── INFORMATION PROVIDED

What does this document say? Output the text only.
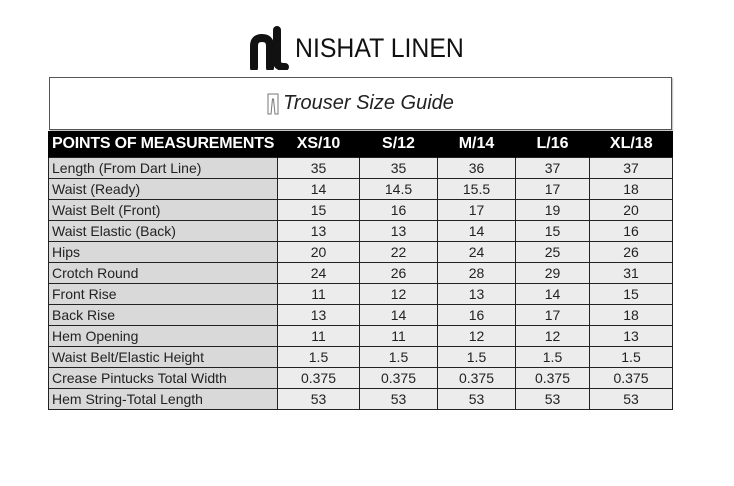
NISHAT LINEN
Trouser Size Guide
POINTS OF MEASUREMENTS	XS/10	S/12	M/14	L/16	XL/18
Length (From Dart Line)	35	35	36	37	37
Waist (Ready)	14	14.5	15.5	17	18
Waist Belt (Front)	15	16	17	19	20
Waist Elastic (Back)	13	13	14	15	16
Hips	20	22	24	25	26
Crotch Round	24	26	28	29	31
Front Rise	11	12	13	14	15
Back Rise	13	14	16	17	18
Hem Opening	11	11	12	12	13
Waist Belt/Elastic Height	1.5	1.5	1.5	1.5	1.5
Crease Pintucks Total Width	0.375	0.375	0.375	0.375	0.375
Hem String-Total Length	53	53	53	53	53
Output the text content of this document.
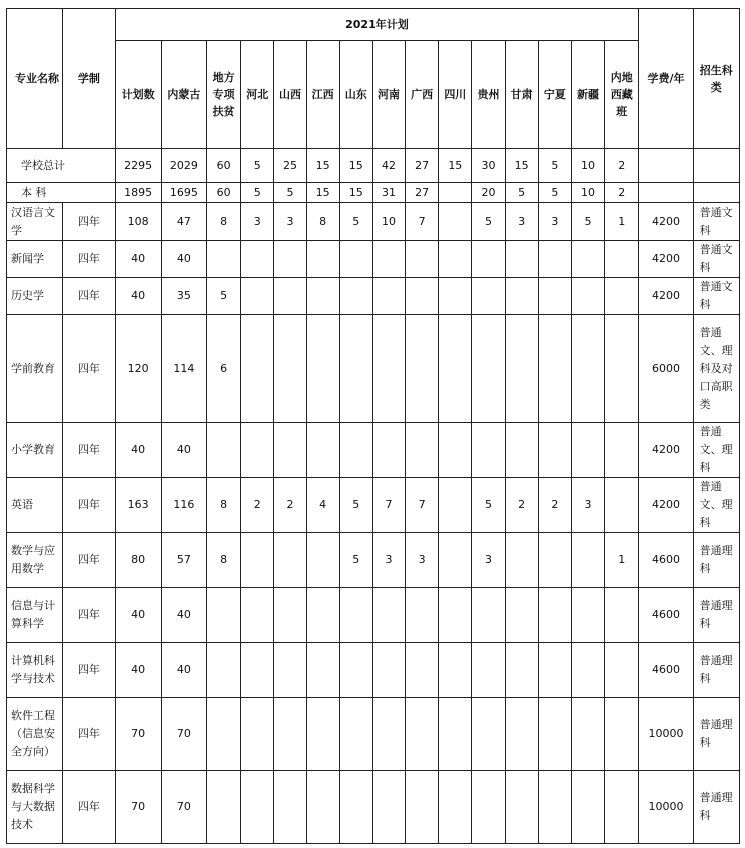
专业名称	学制	2021年计划															学费/年	招生科类
		计划数	内蒙古	地方专项扶贫	河北	山西	江西	山东	河南	广西	四川	贵州	甘肃	宁夏	新疆	内地西藏班		
学校总计		2295	2029	60	5	25	15	15	42	27	15	30	15	5	10	2		
本 科		1895	1695	60	5	5	15	15	31	27		20	5	5	10	2		
汉语言文学	四年	108	47	8	3	3	8	5	10	7		5	3	3	5	1	4200	普通文科
新闻学	四年	40	40														4200	普通文科
历史学	四年	40	35	5													4200	普通文科
学前教育	四年	120	114	6													6000	普通文、理科及对口高职类
小学教育	四年	40	40														4200	普通文、理科
英语	四年	163	116	8	2	2	4	5	7	7		5	2	2	3		4200	普通文、理科
数学与应用数学	四年	80	57	8				5	3	3		3				1	4600	普通理科
信息与计算科学	四年	40	40														4600	普通理科
计算机科学与技术	四年	40	40														4600	普通理科
软件工程（信息安全方向）	四年	70	70														10000	普通理科
数据科学与大数据技术	四年	70	70														10000	普通理科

────

> WHAT THIS TASK INVOLVES
Track down every line holding the string "普通理科" and copy it.

> RESPONSE TO THE TASK
数学与应用数学	四年	80	57	8				5	3	3		3				1	4600	普通理科
信息与计算科学	四年	40	40														4600	普通理科
计算机科学与技术	四年	40	40														4600	普通理科
软件工程（信息安全方向）	四年	70	70														10000	普通理科
数据科学与大数据技术	四年	70	70														10000	普通理科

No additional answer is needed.